(Stored records)

## START

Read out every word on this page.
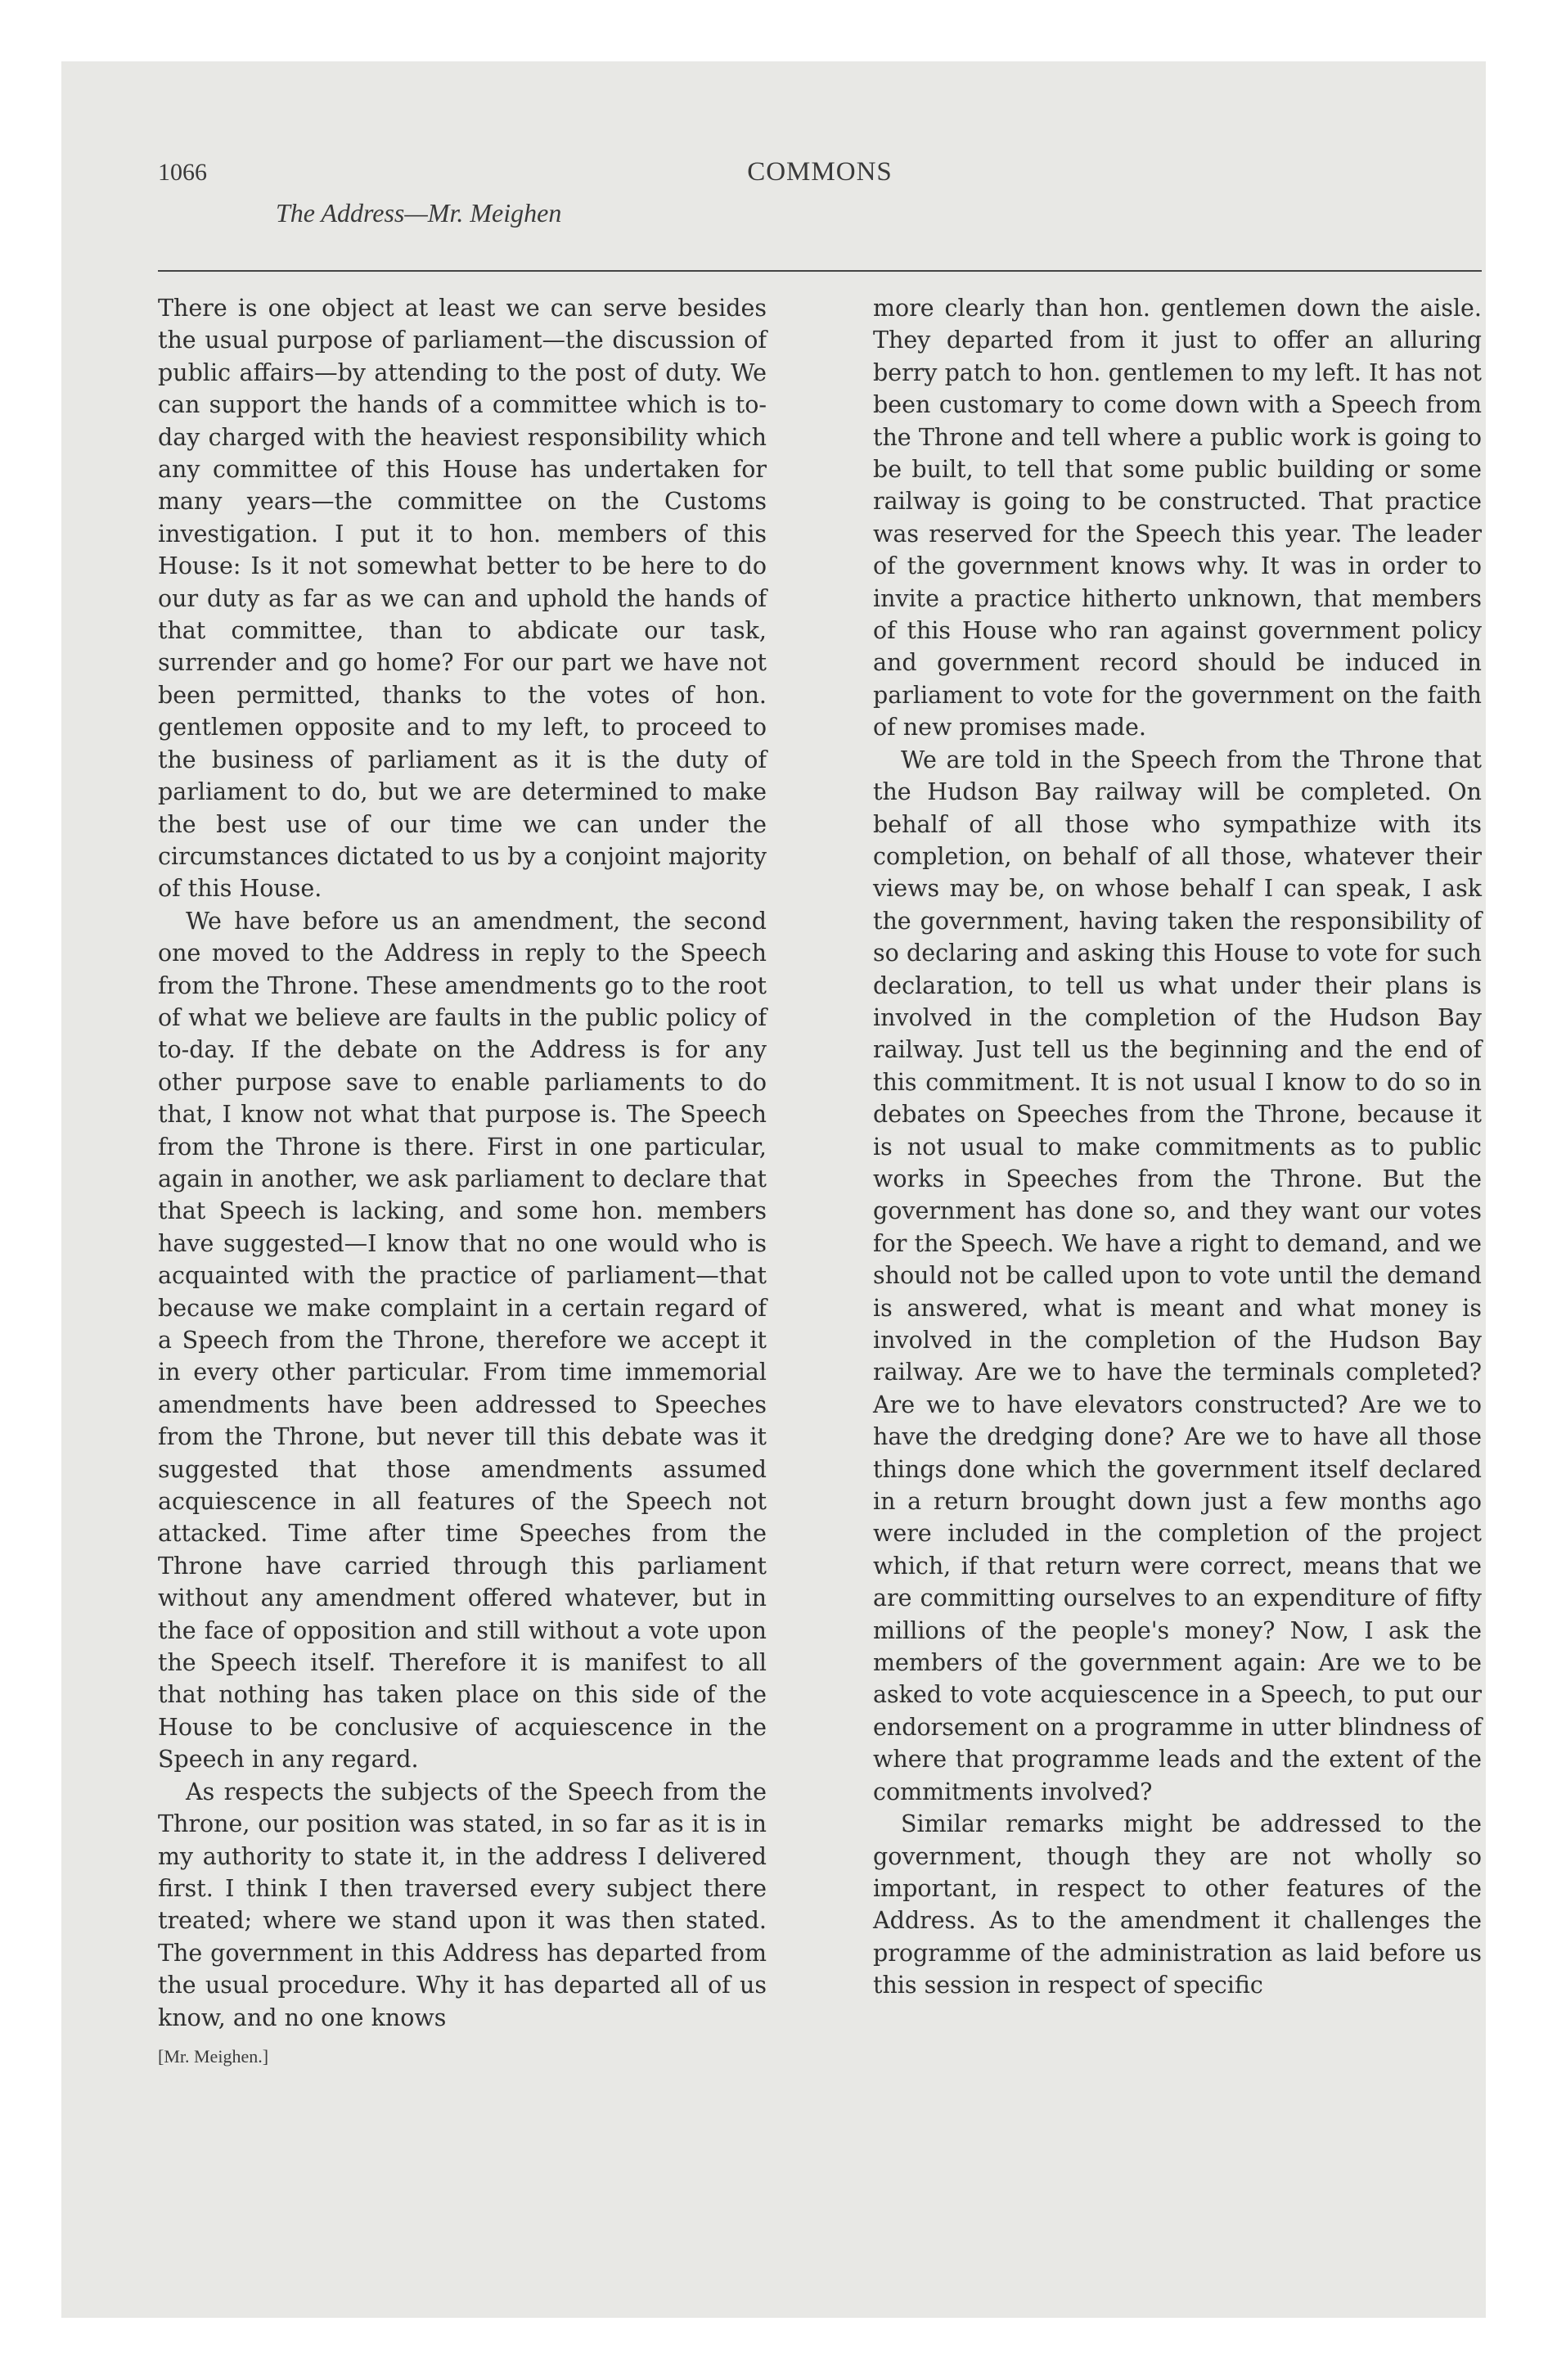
1066	COMMONS
The Address—Mr. Meighen

There is one object at least we can serve besides the usual purpose of parliament—the discussion of public affairs—by attending to the post of duty. We can support the hands of a committee which is to-day charged with the heaviest responsibility which any committee of this House has undertaken for many years—the committee on the Customs investigation. I put it to hon. members of this House: Is it not somewhat better to be here to do our duty as far as we can and uphold the hands of that committee, than to abdicate our task, surrender and go home? For our part we have not been permitted, thanks to the votes of hon. gentlemen opposite and to my left, to proceed to the business of parliament as it is the duty of parliament to do, but we are determined to make the best use of our time we can under the circumstances dictated to us by a conjoint majority of this House.

We have before us an amendment, the second one moved to the Address in reply to the Speech from the Throne. These amendments go to the root of what we believe are faults in the public policy of to-day. If the debate on the Address is for any other purpose save to enable parliaments to do that, I know not what that purpose is. The Speech from the Throne is there. First in one particular, again in another, we ask parliament to declare that that Speech is lacking, and some hon. members have suggested—I know that no one would who is acquainted with the practice of parliament—that because we make complaint in a certain regard of a Speech from the Throne, therefore we accept it in every other particular. From time immemorial amendments have been addressed to Speeches from the Throne, but never till this debate was it suggested that those amendments assumed acquiescence in all features of the Speech not attacked. Time after time Speeches from the Throne have carried through this parliament without any amendment offered whatever, but in the face of opposition and still without a vote upon the Speech itself. Therefore it is manifest to all that nothing has taken place on this side of the House to be conclusive of acquiescence in the Speech in any regard.

As respects the subjects of the Speech from the Throne, our position was stated, in so far as it is in my authority to state it, in the address I delivered first. I think I then traversed every subject there treated; where we stand upon it was then stated. The government in this Address has departed from the usual procedure. Why it has departed all of us know, and no one knows

[Mr. Meighen.]

more clearly than hon. gentlemen down the aisle. They departed from it just to offer an alluring berry patch to hon. gentlemen to my left. It has not been customary to come down with a Speech from the Throne and tell where a public work is going to be built, to tell that some public building or some railway is going to be constructed. That practice was reserved for the Speech this year. The leader of the government knows why. It was in order to invite a practice hitherto unknown, that members of this House who ran against government policy and government record should be induced in parliament to vote for the government on the faith of new promises made.

We are told in the Speech from the Throne that the Hudson Bay railway will be completed. On behalf of all those who sympathize with its completion, on behalf of all those, whatever their views may be, on whose behalf I can speak, I ask the government, having taken the responsibility of so declaring and asking this House to vote for such declaration, to tell us what under their plans is involved in the completion of the Hudson Bay railway. Just tell us the beginning and the end of this commitment. It is not usual I know to do so in debates on Speeches from the Throne, because it is not usual to make commitments as to public works in Speeches from the Throne. But the government has done so, and they want our votes for the Speech. We have a right to demand, and we should not be called upon to vote until the demand is answered, what is meant and what money is involved in the completion of the Hudson Bay railway. Are we to have the terminals completed? Are we to have elevators constructed? Are we to have the dredging done? Are we to have all those things done which the government itself declared in a return brought down just a few months ago were included in the completion of the project which, if that return were correct, means that we are committing ourselves to an expenditure of fifty millions of the people's money? Now, I ask the members of the government again: Are we to be asked to vote acquiescence in a Speech, to put our endorsement on a programme in utter blindness of where that programme leads and the extent of the commitments involved?

Similar remarks might be addressed to the government, though they are not wholly so important, in respect to other features of the Address. As to the amendment it challenges the programme of the administration as laid before us this session in respect of specific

## END

* **WHAT IS NEEDED**
Copy out all lines from the material above that contain the string "departed".

* **FINISHED ANSWER**
As respects the subjects of the Speech from the Throne, our position was stated, in so far as it is in my authority to state it, in the address I delivered first. I think I then traversed every subject there treated; where we stand upon it was then stated. The government in this Address has departed from the usual procedure. Why it has departed all of us know, and no one knows
more clearly than hon. gentlemen down the aisle. They departed from it just to offer an alluring berry patch to hon. gentlemen to my left. It has not been customary to come down with a Speech from the Throne and tell where a public work is going to be built, to tell that some public building or some railway is going to be constructed. That practice was reserved for the Speech this year. The leader of the government knows why. It was in order to invite a practice hitherto unknown, that members of this House who ran against government policy and government record should be induced in parliament to vote for the government on the faith of new promises made.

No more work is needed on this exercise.